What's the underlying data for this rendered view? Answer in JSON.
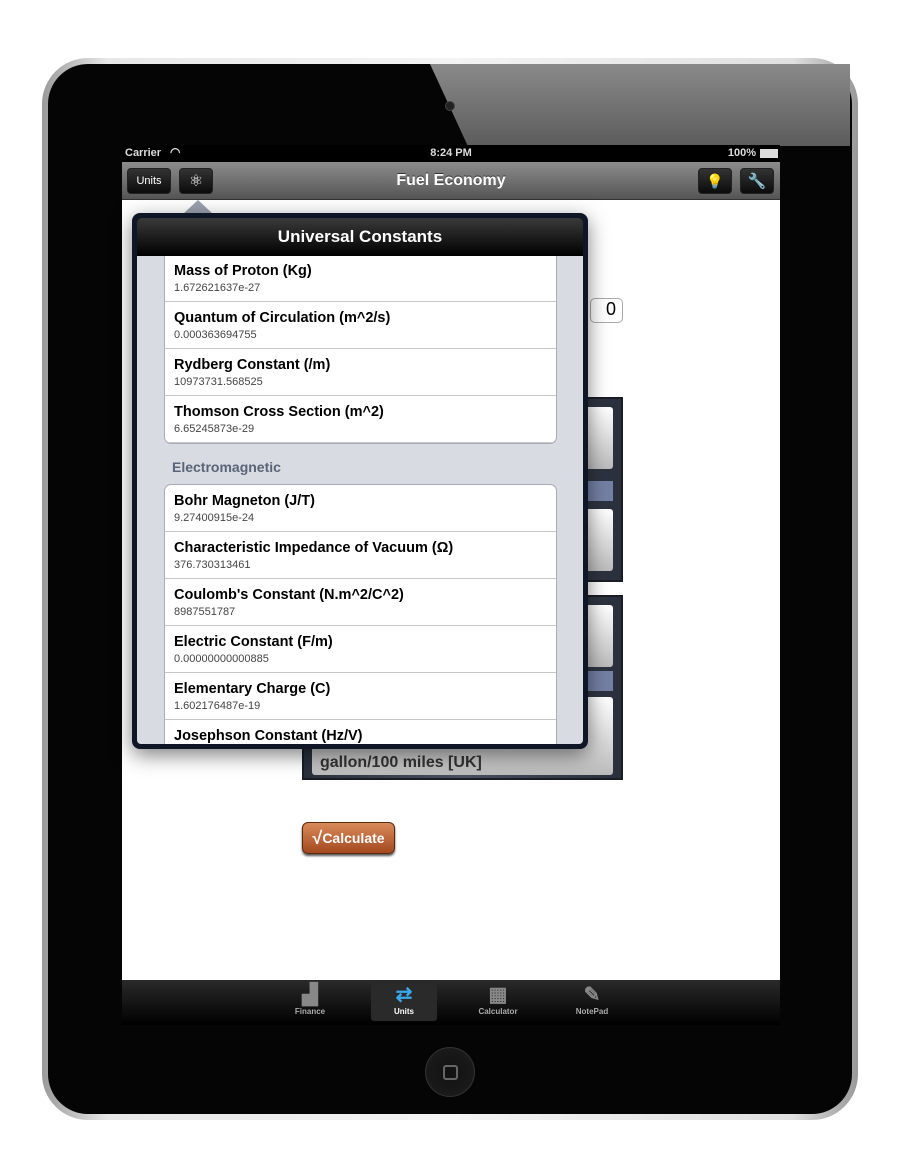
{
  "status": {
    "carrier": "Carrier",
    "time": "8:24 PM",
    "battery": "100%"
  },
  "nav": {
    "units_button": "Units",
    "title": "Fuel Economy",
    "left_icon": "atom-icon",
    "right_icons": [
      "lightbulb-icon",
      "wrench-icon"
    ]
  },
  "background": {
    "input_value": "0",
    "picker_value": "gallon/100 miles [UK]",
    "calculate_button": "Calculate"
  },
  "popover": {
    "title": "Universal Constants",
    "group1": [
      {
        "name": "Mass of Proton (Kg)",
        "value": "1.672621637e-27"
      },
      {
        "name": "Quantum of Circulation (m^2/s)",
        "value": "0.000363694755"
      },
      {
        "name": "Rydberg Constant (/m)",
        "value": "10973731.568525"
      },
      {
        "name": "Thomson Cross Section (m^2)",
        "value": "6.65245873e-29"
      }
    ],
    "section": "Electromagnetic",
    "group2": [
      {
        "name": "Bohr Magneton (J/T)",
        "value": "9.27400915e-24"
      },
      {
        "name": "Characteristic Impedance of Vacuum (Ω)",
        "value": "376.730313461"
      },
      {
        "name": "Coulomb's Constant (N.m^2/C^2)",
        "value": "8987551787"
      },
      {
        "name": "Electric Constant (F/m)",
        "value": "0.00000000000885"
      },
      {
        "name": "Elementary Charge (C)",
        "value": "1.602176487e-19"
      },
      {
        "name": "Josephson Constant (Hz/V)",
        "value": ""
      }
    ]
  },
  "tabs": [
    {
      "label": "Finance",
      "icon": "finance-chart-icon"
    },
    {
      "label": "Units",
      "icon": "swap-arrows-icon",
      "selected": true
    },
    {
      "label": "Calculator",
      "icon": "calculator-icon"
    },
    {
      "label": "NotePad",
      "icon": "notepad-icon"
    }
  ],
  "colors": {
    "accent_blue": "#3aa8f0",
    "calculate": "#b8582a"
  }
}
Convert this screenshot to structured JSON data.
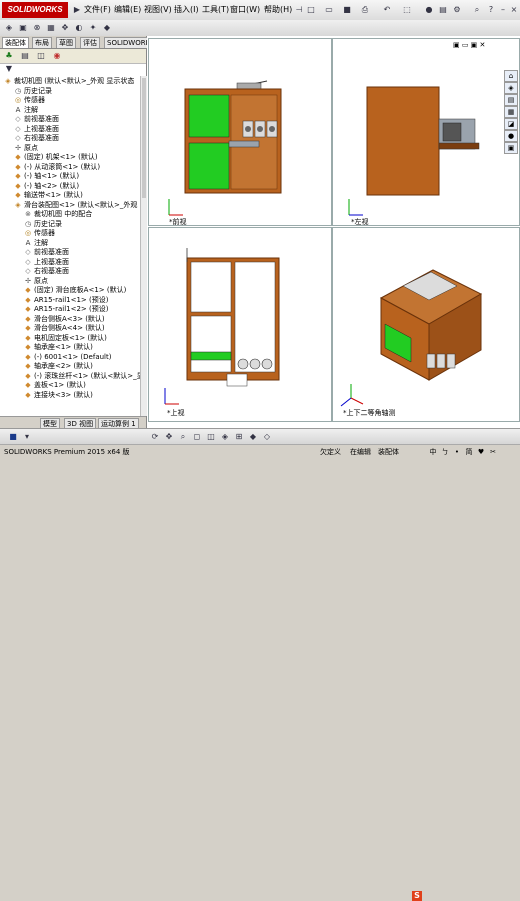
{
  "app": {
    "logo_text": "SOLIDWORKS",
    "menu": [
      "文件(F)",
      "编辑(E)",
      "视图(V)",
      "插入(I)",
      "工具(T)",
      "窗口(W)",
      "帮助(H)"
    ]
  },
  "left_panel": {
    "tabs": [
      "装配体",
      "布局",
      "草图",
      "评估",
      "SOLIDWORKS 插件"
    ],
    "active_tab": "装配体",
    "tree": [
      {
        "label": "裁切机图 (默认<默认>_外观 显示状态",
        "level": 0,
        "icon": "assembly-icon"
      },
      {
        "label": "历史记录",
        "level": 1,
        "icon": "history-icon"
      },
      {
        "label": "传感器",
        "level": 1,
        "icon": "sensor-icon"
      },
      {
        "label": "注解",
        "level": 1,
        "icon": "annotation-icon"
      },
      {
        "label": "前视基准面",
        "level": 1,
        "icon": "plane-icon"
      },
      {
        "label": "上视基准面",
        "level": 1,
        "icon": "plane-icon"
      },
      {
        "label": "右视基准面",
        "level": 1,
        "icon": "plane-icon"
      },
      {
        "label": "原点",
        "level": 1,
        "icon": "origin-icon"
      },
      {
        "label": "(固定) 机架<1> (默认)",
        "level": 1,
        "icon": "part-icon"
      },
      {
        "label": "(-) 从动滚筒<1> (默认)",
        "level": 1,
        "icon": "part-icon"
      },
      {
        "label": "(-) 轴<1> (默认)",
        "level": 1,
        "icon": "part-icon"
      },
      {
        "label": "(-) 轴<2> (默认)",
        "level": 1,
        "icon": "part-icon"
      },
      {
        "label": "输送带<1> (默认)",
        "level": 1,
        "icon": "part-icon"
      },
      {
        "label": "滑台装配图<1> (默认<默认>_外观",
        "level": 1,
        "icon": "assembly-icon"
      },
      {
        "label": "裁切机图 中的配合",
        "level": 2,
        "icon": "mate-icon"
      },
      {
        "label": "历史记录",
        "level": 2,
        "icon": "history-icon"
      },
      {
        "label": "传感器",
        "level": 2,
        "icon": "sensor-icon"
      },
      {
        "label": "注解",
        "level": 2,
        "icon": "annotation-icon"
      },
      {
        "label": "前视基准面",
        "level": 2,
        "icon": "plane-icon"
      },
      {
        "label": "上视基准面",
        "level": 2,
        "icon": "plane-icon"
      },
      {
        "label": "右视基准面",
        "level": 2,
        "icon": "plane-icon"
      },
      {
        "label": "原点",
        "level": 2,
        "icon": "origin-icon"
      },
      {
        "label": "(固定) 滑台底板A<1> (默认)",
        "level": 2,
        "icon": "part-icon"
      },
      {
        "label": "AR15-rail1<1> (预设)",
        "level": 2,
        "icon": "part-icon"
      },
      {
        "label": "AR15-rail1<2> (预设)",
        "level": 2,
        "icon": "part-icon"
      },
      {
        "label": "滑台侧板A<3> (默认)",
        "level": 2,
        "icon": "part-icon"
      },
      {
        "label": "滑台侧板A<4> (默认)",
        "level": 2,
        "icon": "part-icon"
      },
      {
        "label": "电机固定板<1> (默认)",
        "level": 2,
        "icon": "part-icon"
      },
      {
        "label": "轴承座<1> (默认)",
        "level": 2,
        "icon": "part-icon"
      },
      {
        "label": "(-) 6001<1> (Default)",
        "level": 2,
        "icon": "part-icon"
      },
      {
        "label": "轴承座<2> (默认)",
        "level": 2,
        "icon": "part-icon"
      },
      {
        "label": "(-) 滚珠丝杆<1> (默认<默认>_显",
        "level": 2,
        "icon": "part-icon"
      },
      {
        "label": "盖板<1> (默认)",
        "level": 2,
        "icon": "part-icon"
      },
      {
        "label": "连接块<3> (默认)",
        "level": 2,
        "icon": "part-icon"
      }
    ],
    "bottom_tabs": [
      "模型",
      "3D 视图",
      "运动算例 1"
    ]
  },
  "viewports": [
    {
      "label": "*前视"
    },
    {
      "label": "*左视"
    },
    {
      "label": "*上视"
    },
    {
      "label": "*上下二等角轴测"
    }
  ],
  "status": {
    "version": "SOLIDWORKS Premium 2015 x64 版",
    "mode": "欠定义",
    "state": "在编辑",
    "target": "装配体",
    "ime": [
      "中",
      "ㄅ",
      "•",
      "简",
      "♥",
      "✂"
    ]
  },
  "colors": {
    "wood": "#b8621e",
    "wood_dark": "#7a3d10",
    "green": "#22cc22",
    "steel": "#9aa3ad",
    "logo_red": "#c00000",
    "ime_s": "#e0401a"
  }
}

━━━━━━━━

**Goal of the exercise**: Check each line above for the word "name" and copy the ones that have it.

**Expected answer**:
        "name": "Mass of Proton (Kg)",
        "name": "Quantum of Circulation (m^2/s)",
        "name": "Rydberg Constant (/m)",
        "name": "Thomson Cross Section (m^2)",
        "name": "Bohr Magneton (J/T)",
        "name": "Characteristic Impedance of Vacuum (Ω)",
        "name": "Coulomb's Constant (N.m^2/C^2)",
        "name": "Electric Constant (F/m)",
        "name": "Elementary Charge (C)",
        "name": "Josephson Constant (Hz/V)",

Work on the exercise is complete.